_Выбранный текст_

::::::::

Имена Генделева, Беспрозванной, Чейгина я выбрал здесь наугад, но из одного ряда. Из полуроты талантливых поэтов и неудачников «по жизни», реабилитацию которых, собственно, и вознамерился осуществить. Но, разумеется, такое «табло» не могло не привлечь и имена заслуженно или не совсем заслуженно знаменитые, здешние и — по тогдашней моде — эмигрантские. И здесь контрастные вводки звучали порой уже откровенно оскорбительно. Прочитав вводку к своим стихам, высоко ценимый мною Глеб Горбовский — впервые после семнадцатилетнего перерыва — запил, а затем перепосвятил мне стихотворение 1956 года «Кладбище». Александр Городницкий и вовсе захотел получить врезку на предварительную цензуру — после чего в антологию, разумеется, не попал: не с его-то талантами выкобениваться. «Вот вы, Витя, ко всем такие замечательные вводки пишете, а ко мне — такую скверную», — заметил надутый, как используемый в качестве воздушного шарика презерватив, Дмитрий Бобышев. «Ну, ты еще, положим, про меня не читал», — возразил ему добродушный Владимир Уфлянд. Но, конечно, чем популярнее становилась моя антология, тем сильней ненавидели меня те, кого я туда не включил.

::::::::

_Набор данных_
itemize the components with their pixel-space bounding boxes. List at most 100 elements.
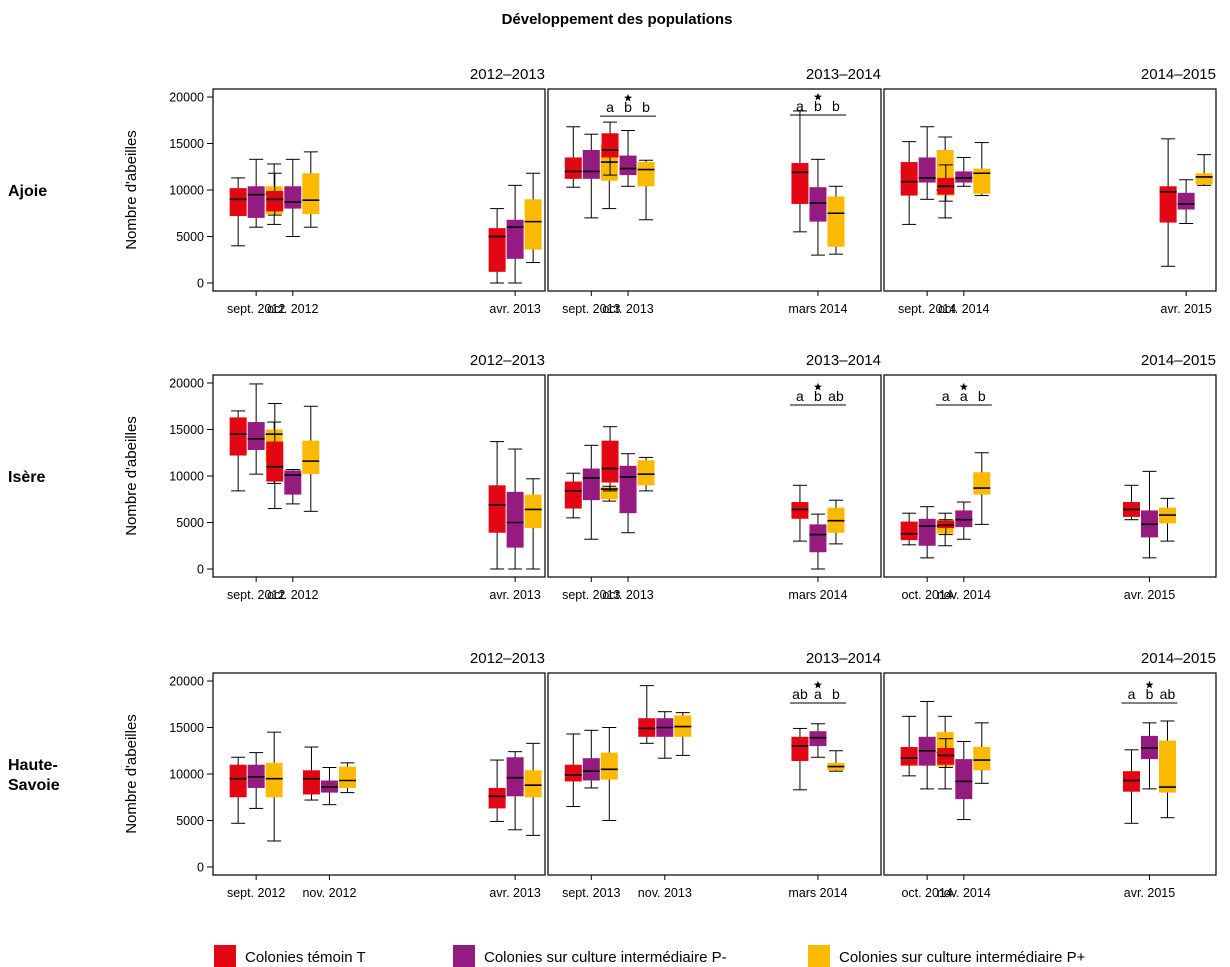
box-pminus <box>619 453 637 534</box>
panel-title: 2012–2013 <box>470 352 545 369</box>
box-pminus <box>506 751 524 831</box>
significance-letter: ab <box>792 686 808 702</box>
box-t <box>1122 484 1140 521</box>
panel-frame <box>547 374 882 578</box>
y-tick-label: 15000 <box>169 721 204 735</box>
box-body <box>827 196 845 247</box>
box-body <box>524 494 542 529</box>
box-pplus <box>524 172 542 264</box>
box-pminus <box>1140 470 1158 559</box>
y-tick-label: 10000 <box>169 184 204 198</box>
box-body <box>900 162 918 196</box>
x-tick-label: avr. 2013 <box>489 886 540 900</box>
box-t <box>229 756 247 824</box>
y-tick-label: 0 <box>197 563 204 577</box>
box-pminus <box>247 158 265 228</box>
box-pplus <box>674 712 692 756</box>
legend-label: Colonies sur culture intermédiaire P+ <box>839 949 1086 966</box>
box-body <box>229 764 247 798</box>
box-body <box>488 228 506 272</box>
box-body <box>1158 740 1176 793</box>
box-pplus <box>600 727 618 821</box>
box-body <box>900 521 918 541</box>
x-tick-label: sept. 2014 <box>898 302 956 316</box>
panel-title: 2012–2013 <box>470 650 545 667</box>
row-label-line: Savoie <box>8 777 60 794</box>
box-pminus <box>1140 722 1158 790</box>
significance-letter: b <box>832 98 840 114</box>
legend-swatch <box>808 945 830 967</box>
figure-title: Développement des populations <box>502 11 733 28</box>
y-tick-label: 10000 <box>169 470 204 484</box>
x-tick-label: avr. 2015 <box>1124 886 1175 900</box>
x-tick-label: nov. 2014 <box>937 886 991 900</box>
box-t <box>601 121 619 176</box>
box-pminus <box>284 158 302 237</box>
panel-frame <box>212 672 546 876</box>
box-t <box>488 759 506 822</box>
box-body <box>302 440 320 475</box>
y-tick-label: 20000 <box>169 377 204 391</box>
box-body <box>524 770 542 798</box>
panel-title: 2012–2013 <box>470 66 545 83</box>
significance-letter: a <box>960 388 968 404</box>
x-tick-label: nov. 2013 <box>638 886 692 900</box>
box-pminus <box>1177 179 1195 224</box>
y-tick-label: 5000 <box>176 814 204 828</box>
legend-label: Colonies témoin T <box>245 949 366 966</box>
box-pplus <box>973 452 991 525</box>
panel-frame <box>212 88 546 292</box>
panel: 2012–2013 sept. 2012 nov. 2012 avr. 2013 <box>212 650 546 900</box>
box-t <box>638 685 656 744</box>
box-body <box>1195 173 1213 185</box>
box-pminus <box>918 700 936 790</box>
box-body <box>506 219 524 259</box>
box-body <box>637 460 655 486</box>
box-t <box>791 727 809 791</box>
x-tick-label: oct. 2014 <box>901 886 952 900</box>
y-tick-label: 20000 <box>169 91 204 105</box>
box-pplus <box>338 762 356 794</box>
y-tick-label: 15000 <box>169 137 204 151</box>
box-body <box>564 764 582 782</box>
box-pplus <box>524 478 542 570</box>
panel-title: 2013–2014 <box>806 650 881 667</box>
row-label-line: Haute- <box>8 757 58 774</box>
significance-letter: ab <box>828 388 844 404</box>
box-t <box>900 141 918 225</box>
box-body <box>582 150 600 179</box>
box-t <box>266 402 284 510</box>
box-t <box>302 746 320 801</box>
significance-letter: b <box>814 388 822 404</box>
box-body <box>937 747 955 765</box>
box-pminus <box>582 729 600 789</box>
box-pminus <box>918 126 936 200</box>
box-body <box>601 440 619 483</box>
box-pplus <box>302 151 320 228</box>
y-tick-label: 5000 <box>176 230 204 244</box>
box-t <box>229 410 247 492</box>
panel-title: 2014–2015 <box>1141 650 1216 667</box>
x-tick-label: oct. 2014 <box>901 588 952 602</box>
x-tick-label: mars 2014 <box>788 588 847 602</box>
panel-title: 2013–2014 <box>806 352 881 369</box>
box-pplus <box>827 499 845 545</box>
box-pplus <box>973 142 991 197</box>
y-tick-label: 20000 <box>169 675 204 689</box>
panel-title: 2013–2014 <box>806 66 881 83</box>
box-pminus <box>506 184 524 284</box>
box-body <box>582 468 600 501</box>
box-pplus <box>524 742 542 836</box>
significance-letter: b <box>1146 686 1154 702</box>
box-body <box>600 487 618 500</box>
box-pminus <box>320 766 338 806</box>
x-tick-label: sept. 2013 <box>562 302 620 316</box>
panels-layer: Ajoie Nombre d'abeilles 0 5000 10000 15000 200… <box>8 66 1217 900</box>
significance-letter: a <box>942 388 950 404</box>
panel-frame <box>547 88 882 292</box>
box-pplus <box>1158 720 1176 819</box>
box-t <box>900 715 918 777</box>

::::::::

_Что требуется_
- A) Выпишите все фамилии, встречающиеся в отрывке об антологии, в той грамматической форме, в какой они стоят в тексте.
- B) Продолжите отрывок об антологии, начав сразу после его последнего предложения.

_Ответы_
- A) Генделева, Беспрозванной, Чейгина, Горбовский, Городницкий, Бобышев, Уфлянд

- B)
Правда, по принципиальным соображениям не включил я только одного поэта — Александра Кушнера. Слово, не обеспеченное чувством, унылая имитация перманентного вдохновения, погоня за строкой (потому что за стихи платят или когда-то платили построчно) — все это присуще, конечно, не одному только Кушнеру, но именно его творческое (антитворческое) поведение и стало для меня неким отрицательным эталоном: если самого Кушнера я в антологию не включил, то у многих других поэтов регулярно выгребал из подборок все вялое, высосанное из пальца, бессмысленное, кушнерообразное. Меж тем сам Кушнер мало-помалу превращался в пахана питерской поэзии, обрастал премиями, начал примериваться к Бродскому, а после его смерти тихо, но внятно объявил: мы с Иосифом — ровня, да и вообще товарищи. — «Амбарный кот — тебе товарищ», — чуть ли не из могилы успел возразить Бродский. Я подробно развил эту мысль в статье «Похороны Гулливера». Да и не амбарный кот — а амбарная мышь.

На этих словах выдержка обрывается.